(Your instructions): Where a line in the listing contains the string "ylabel", copy that line out.

________

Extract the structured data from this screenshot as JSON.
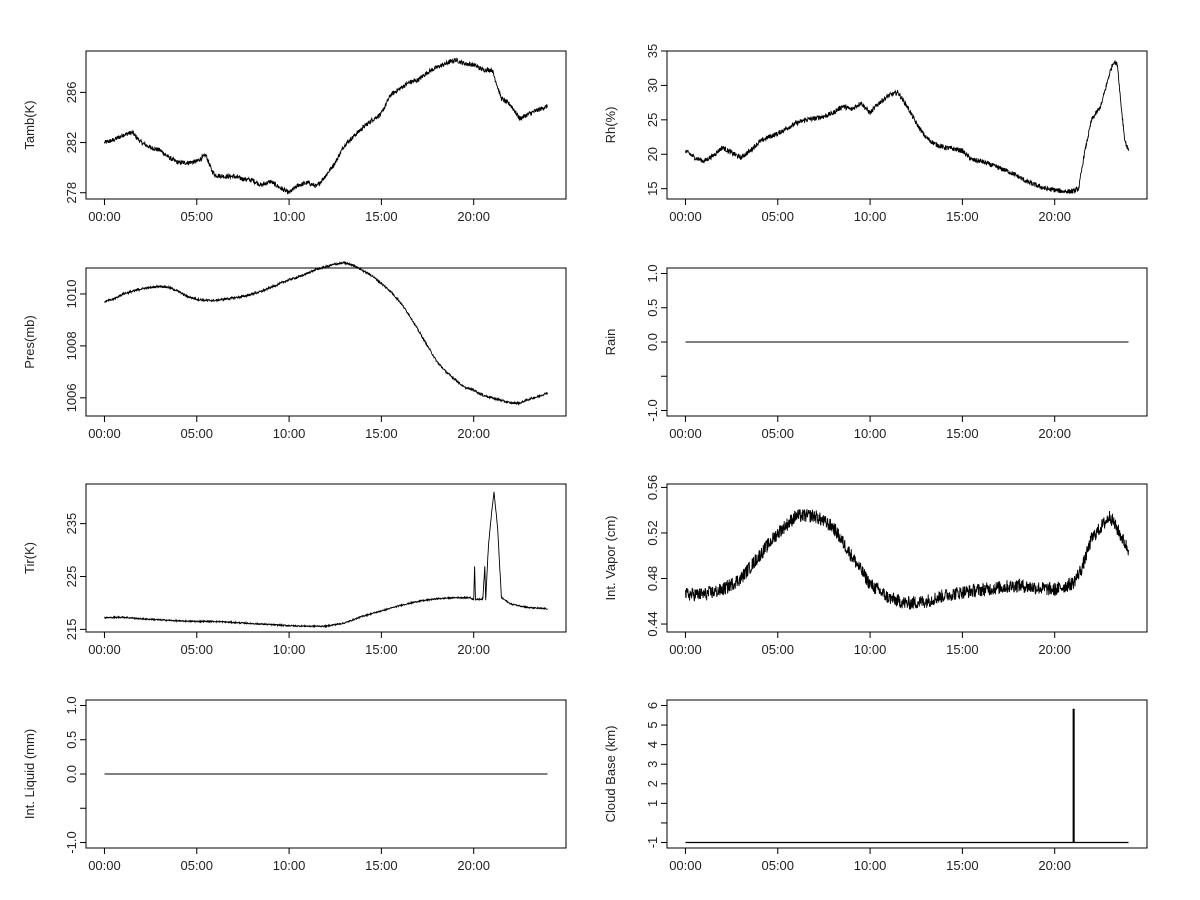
{
  "chart_data": [
    {
      "type": "line",
      "ylabel": "Tamb(K)",
      "xlim": [
        -1.0,
        25.0
      ],
      "ylim": [
        277.5,
        289.3
      ],
      "xticks": [
        0,
        5,
        10,
        15,
        20
      ],
      "xtick_labels": [
        "00:00",
        "05:00",
        "10:00",
        "15:00",
        "20:00"
      ],
      "yticks": [
        278,
        282,
        286
      ],
      "ytick_labels": [
        "278",
        "282",
        "286"
      ],
      "series": [
        {
          "x": [
            0,
            0.5,
            1,
            1.5,
            2,
            2.5,
            3,
            3.5,
            4,
            4.5,
            5,
            5.5,
            5.8,
            6,
            6.5,
            7,
            7.5,
            8,
            8.5,
            9,
            9.5,
            10,
            10.5,
            11,
            11.5,
            12,
            12.5,
            13,
            13.5,
            14,
            14.5,
            15,
            15.5,
            16,
            16.5,
            17,
            17.5,
            18,
            18.5,
            19,
            19.5,
            20,
            20.5,
            21,
            21.5,
            22,
            22.5,
            23,
            23.5,
            24
          ],
          "y": [
            282.0,
            282.2,
            282.6,
            282.8,
            282.0,
            281.6,
            281.4,
            280.8,
            280.4,
            280.4,
            280.5,
            281.0,
            279.8,
            279.4,
            279.3,
            279.3,
            279.1,
            279.0,
            278.6,
            278.9,
            278.4,
            278.0,
            278.6,
            278.8,
            278.5,
            279.4,
            280.4,
            281.8,
            282.5,
            283.2,
            283.8,
            284.3,
            285.8,
            286.3,
            286.8,
            287.0,
            287.6,
            288.0,
            288.3,
            288.6,
            288.3,
            288.2,
            287.8,
            287.8,
            285.5,
            285.0,
            283.9,
            284.3,
            284.6,
            284.9
          ]
        }
      ]
    },
    {
      "type": "line",
      "ylabel": "Rh(%)",
      "xlim": [
        -1.0,
        25.0
      ],
      "ylim": [
        13.5,
        35.0
      ],
      "xticks": [
        0,
        5,
        10,
        15,
        20
      ],
      "xtick_labels": [
        "00:00",
        "05:00",
        "10:00",
        "15:00",
        "20:00"
      ],
      "yticks": [
        15,
        20,
        25,
        30,
        35
      ],
      "ytick_labels": [
        "15",
        "20",
        "25",
        "30",
        "35"
      ],
      "series": [
        {
          "x": [
            0,
            0.5,
            1,
            1.5,
            2,
            2.5,
            3,
            3.5,
            4,
            4.5,
            5,
            5.5,
            6,
            6.5,
            7,
            7.5,
            8,
            8.5,
            9,
            9.5,
            10,
            10.5,
            11,
            11.5,
            12,
            12.5,
            13,
            13.5,
            14,
            14.5,
            15,
            15.5,
            16,
            16.5,
            17,
            17.5,
            18,
            18.5,
            19,
            19.5,
            20,
            20.5,
            21,
            21.3,
            21.6,
            22,
            22.5,
            22.8,
            23,
            23.2,
            23.4,
            23.6,
            23.8,
            24
          ],
          "y": [
            20.5,
            19.5,
            19.0,
            19.8,
            21.0,
            20.2,
            19.5,
            20.5,
            21.8,
            22.5,
            23.0,
            23.8,
            24.5,
            25.0,
            25.2,
            25.5,
            26.0,
            27.0,
            26.5,
            27.5,
            26.0,
            27.5,
            28.5,
            29.0,
            27.0,
            24.5,
            22.5,
            21.5,
            21.0,
            20.8,
            20.5,
            19.2,
            19.0,
            18.5,
            18.0,
            17.5,
            16.8,
            16.0,
            15.5,
            15.0,
            14.8,
            14.6,
            14.6,
            15.0,
            20.0,
            25.0,
            27.0,
            30.0,
            32.0,
            33.5,
            33.0,
            27.0,
            22.0,
            20.5
          ]
        }
      ]
    },
    {
      "type": "line",
      "ylabel": "Pres(mb)",
      "xlim": [
        -1.0,
        25.0
      ],
      "ylim": [
        1005.3,
        1011.0
      ],
      "xticks": [
        0,
        5,
        10,
        15,
        20
      ],
      "xtick_labels": [
        "00:00",
        "05:00",
        "10:00",
        "15:00",
        "20:00"
      ],
      "yticks": [
        1006,
        1008,
        1010
      ],
      "ytick_labels": [
        "1006",
        "1008",
        "1010"
      ],
      "series": [
        {
          "x": [
            0,
            0.5,
            1,
            1.5,
            2,
            2.5,
            3,
            3.5,
            4,
            4.5,
            5,
            5.5,
            6,
            6.5,
            7,
            7.5,
            8,
            8.5,
            9,
            9.5,
            10,
            10.5,
            11,
            11.5,
            12,
            12.5,
            13,
            13.5,
            14,
            14.5,
            15,
            15.5,
            16,
            16.5,
            17,
            17.5,
            18,
            18.5,
            19,
            19.5,
            20,
            20.5,
            21,
            21.5,
            22,
            22.5,
            23,
            23.5,
            24
          ],
          "y": [
            1009.7,
            1009.8,
            1010.0,
            1010.1,
            1010.2,
            1010.25,
            1010.3,
            1010.25,
            1010.1,
            1009.9,
            1009.8,
            1009.75,
            1009.75,
            1009.8,
            1009.85,
            1009.9,
            1010.0,
            1010.1,
            1010.25,
            1010.4,
            1010.55,
            1010.65,
            1010.8,
            1010.95,
            1011.05,
            1011.15,
            1011.2,
            1011.1,
            1010.9,
            1010.7,
            1010.4,
            1010.1,
            1009.7,
            1009.2,
            1008.6,
            1008.0,
            1007.4,
            1007.0,
            1006.7,
            1006.4,
            1006.3,
            1006.1,
            1006.0,
            1005.9,
            1005.8,
            1005.8,
            1005.95,
            1006.05,
            1006.2
          ]
        }
      ]
    },
    {
      "type": "line",
      "ylabel": "Rain",
      "xlim": [
        -1.0,
        25.0
      ],
      "ylim": [
        -1.08,
        1.08
      ],
      "xticks": [
        0,
        5,
        10,
        15,
        20
      ],
      "xtick_labels": [
        "00:00",
        "05:00",
        "10:00",
        "15:00",
        "20:00"
      ],
      "yticks": [
        -1.0,
        0.0,
        0.5,
        1.0
      ],
      "ytick_labels": [
        "-1.0",
        "0.0",
        "0.5",
        "1.0"
      ],
      "extra_ticks": [
        -0.5
      ],
      "series": [
        {
          "x": [
            0,
            24
          ],
          "y": [
            0,
            0
          ]
        }
      ]
    },
    {
      "type": "line",
      "ylabel": "Tir(K)",
      "xlim": [
        -1.0,
        25.0
      ],
      "ylim": [
        214.5,
        242.5
      ],
      "xticks": [
        0,
        5,
        10,
        15,
        20
      ],
      "xtick_labels": [
        "00:00",
        "05:00",
        "10:00",
        "15:00",
        "20:00"
      ],
      "yticks": [
        215,
        225,
        235
      ],
      "ytick_labels": [
        "215",
        "225",
        "235"
      ],
      "series": [
        {
          "x": [
            0,
            1,
            2,
            3,
            4,
            5,
            6,
            7,
            8,
            9,
            10,
            11,
            12,
            13,
            14,
            15,
            16,
            17,
            18,
            19,
            19.8,
            20.0,
            20.05,
            20.1,
            20.5,
            20.6,
            20.65,
            20.8,
            21.0,
            21.1,
            21.3,
            21.5,
            22,
            23,
            24
          ],
          "y": [
            217.2,
            217.3,
            217.0,
            216.8,
            216.6,
            216.5,
            216.5,
            216.3,
            216.1,
            215.9,
            215.7,
            215.6,
            215.6,
            216.2,
            217.5,
            218.5,
            219.5,
            220.3,
            220.8,
            221.0,
            221.0,
            220.6,
            227.0,
            220.6,
            220.8,
            227.0,
            220.5,
            231.0,
            238.0,
            241.0,
            234.0,
            221.0,
            219.8,
            219.1,
            218.9
          ]
        }
      ]
    },
    {
      "type": "line",
      "ylabel": "Int. Vapor (cm)",
      "xlim": [
        -1.0,
        25.0
      ],
      "ylim": [
        0.433,
        0.563
      ],
      "xticks": [
        0,
        5,
        10,
        15,
        20
      ],
      "xtick_labels": [
        "00:00",
        "05:00",
        "10:00",
        "15:00",
        "20:00"
      ],
      "yticks": [
        0.44,
        0.48,
        0.52,
        0.56
      ],
      "ytick_labels": [
        "0.44",
        "0.48",
        "0.52",
        "0.56"
      ],
      "series": [
        {
          "x": [
            0,
            1,
            2,
            3,
            4,
            5,
            6,
            7,
            8,
            9,
            10,
            11,
            12,
            13,
            14,
            15,
            16,
            17,
            18,
            19,
            20,
            21,
            21.5,
            22,
            22.5,
            23,
            23.5,
            24
          ],
          "y": [
            0.466,
            0.466,
            0.47,
            0.48,
            0.5,
            0.52,
            0.535,
            0.535,
            0.525,
            0.5,
            0.475,
            0.463,
            0.458,
            0.46,
            0.465,
            0.468,
            0.47,
            0.472,
            0.474,
            0.472,
            0.47,
            0.476,
            0.49,
            0.515,
            0.525,
            0.535,
            0.52,
            0.505
          ]
        }
      ]
    },
    {
      "type": "line",
      "ylabel": "Int. Liquid (mm)",
      "xlim": [
        -1.0,
        25.0
      ],
      "ylim": [
        -1.08,
        1.08
      ],
      "xticks": [
        0,
        5,
        10,
        15,
        20
      ],
      "xtick_labels": [
        "00:00",
        "05:00",
        "10:00",
        "15:00",
        "20:00"
      ],
      "yticks": [
        -1.0,
        0.0,
        0.5,
        1.0
      ],
      "ytick_labels": [
        "-1.0",
        "0.0",
        "0.5",
        "1.0"
      ],
      "extra_ticks": [
        -0.5
      ],
      "series": [
        {
          "x": [
            0,
            24
          ],
          "y": [
            0,
            0
          ]
        }
      ]
    },
    {
      "type": "line",
      "ylabel": "Cloud Base (km)",
      "xlim": [
        -1.0,
        25.0
      ],
      "ylim": [
        -1.28,
        6.28
      ],
      "xticks": [
        0,
        5,
        10,
        15,
        20
      ],
      "xtick_labels": [
        "00:00",
        "05:00",
        "10:00",
        "15:00",
        "20:00"
      ],
      "yticks": [
        -1,
        1,
        2,
        3,
        4,
        5,
        6
      ],
      "ytick_labels": [
        "-1",
        "1",
        "2",
        "3",
        "4",
        "5",
        "6"
      ],
      "extra_ticks": [
        0
      ],
      "series": [
        {
          "x": [
            0,
            21.0,
            21.0,
            21.05,
            21.05,
            24
          ],
          "y": [
            -1,
            -1,
            5.8,
            5.8,
            -1,
            -1
          ]
        }
      ]
    }
  ]
}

________

(Output for this exercise):
      "ylabel": "Tamb(K)",
      "ylabel": "Rh(%)",
      "ylabel": "Pres(mb)",
      "ylabel": "Rain",
      "ylabel": "Tir(K)",
      "ylabel": "Int. Vapor (cm)",
      "ylabel": "Int. Liquid (mm)",
      "ylabel": "Cloud Base (km)",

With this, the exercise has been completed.